» **Exercise directions**
Leave out the pictures and repeat the rest of the material exactly.

» **Entries provided**
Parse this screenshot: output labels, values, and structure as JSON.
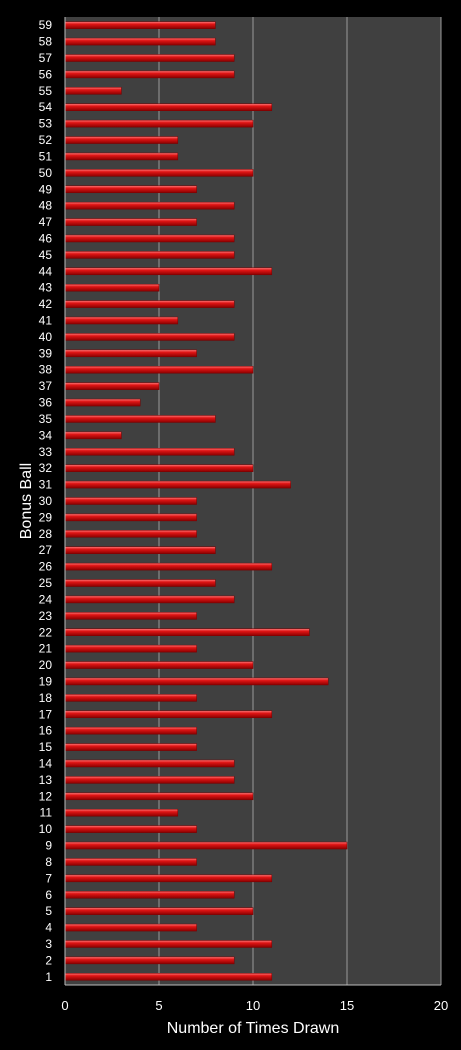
{
  "chart_data": {
    "type": "bar",
    "orientation": "horizontal",
    "xlabel": "Number of Times Drawn",
    "ylabel": "Bonus Ball",
    "xlim": [
      0,
      20
    ],
    "xticks": [
      0,
      5,
      10,
      15,
      20
    ],
    "grid": true,
    "legend": "none",
    "colors": {
      "background": "#000000",
      "plot_area": "#404040",
      "bar": "#e01515",
      "bar_highlight": "#ff6a6a",
      "bar_shadow": "#8a0000",
      "gridline": "#9a9a9a",
      "text": "#ffffff"
    },
    "categories": [
      "1",
      "2",
      "3",
      "4",
      "5",
      "6",
      "7",
      "8",
      "9",
      "10",
      "11",
      "12",
      "13",
      "14",
      "15",
      "16",
      "17",
      "18",
      "19",
      "20",
      "21",
      "22",
      "23",
      "24",
      "25",
      "26",
      "27",
      "28",
      "29",
      "30",
      "31",
      "32",
      "33",
      "34",
      "35",
      "36",
      "37",
      "38",
      "39",
      "40",
      "41",
      "42",
      "43",
      "44",
      "45",
      "46",
      "47",
      "48",
      "49",
      "50",
      "51",
      "52",
      "53",
      "54",
      "55",
      "56",
      "57",
      "58",
      "59"
    ],
    "values": [
      11,
      9,
      11,
      7,
      10,
      9,
      11,
      7,
      15,
      7,
      6,
      10,
      9,
      9,
      7,
      7,
      11,
      7,
      14,
      10,
      7,
      13,
      7,
      9,
      8,
      11,
      8,
      7,
      7,
      7,
      12,
      10,
      9,
      3,
      8,
      4,
      5,
      10,
      7,
      9,
      6,
      9,
      5,
      11,
      9,
      9,
      7,
      9,
      7,
      10,
      6,
      6,
      10,
      11,
      3,
      9,
      9,
      8,
      8
    ]
  }
}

» **Answer to this problem**
Parse this screenshot: output labels, values, and structure as JSON.
{
  "chart_data": {
    "type": "bar",
    "orientation": "horizontal",
    "xlabel": "Number of Times Drawn",
    "ylabel": "Bonus Ball",
    "xlim": [
      0,
      20
    ],
    "xticks": [
      0,
      5,
      10,
      15,
      20
    ],
    "grid": true,
    "legend": "none",
    "colors": {
      "background": "#000000",
      "plot_area": "#404040",
      "bar": "#e01515",
      "bar_highlight": "#ff6a6a",
      "bar_shadow": "#8a0000",
      "gridline": "#9a9a9a",
      "text": "#ffffff"
    },
    "categories": [
      "1",
      "2",
      "3",
      "4",
      "5",
      "6",
      "7",
      "8",
      "9",
      "10",
      "11",
      "12",
      "13",
      "14",
      "15",
      "16",
      "17",
      "18",
      "19",
      "20",
      "21",
      "22",
      "23",
      "24",
      "25",
      "26",
      "27",
      "28",
      "29",
      "30",
      "31",
      "32",
      "33",
      "34",
      "35",
      "36",
      "37",
      "38",
      "39",
      "40",
      "41",
      "42",
      "43",
      "44",
      "45",
      "46",
      "47",
      "48",
      "49",
      "50",
      "51",
      "52",
      "53",
      "54",
      "55",
      "56",
      "57",
      "58",
      "59"
    ],
    "values": [
      11,
      9,
      11,
      7,
      10,
      9,
      11,
      7,
      15,
      7,
      6,
      10,
      9,
      9,
      7,
      7,
      11,
      7,
      14,
      10,
      7,
      13,
      7,
      9,
      8,
      11,
      8,
      7,
      7,
      7,
      12,
      10,
      9,
      3,
      8,
      4,
      5,
      10,
      7,
      9,
      6,
      9,
      5,
      11,
      9,
      9,
      7,
      9,
      7,
      10,
      6,
      6,
      10,
      11,
      3,
      9,
      9,
      8,
      8
    ]
  }
}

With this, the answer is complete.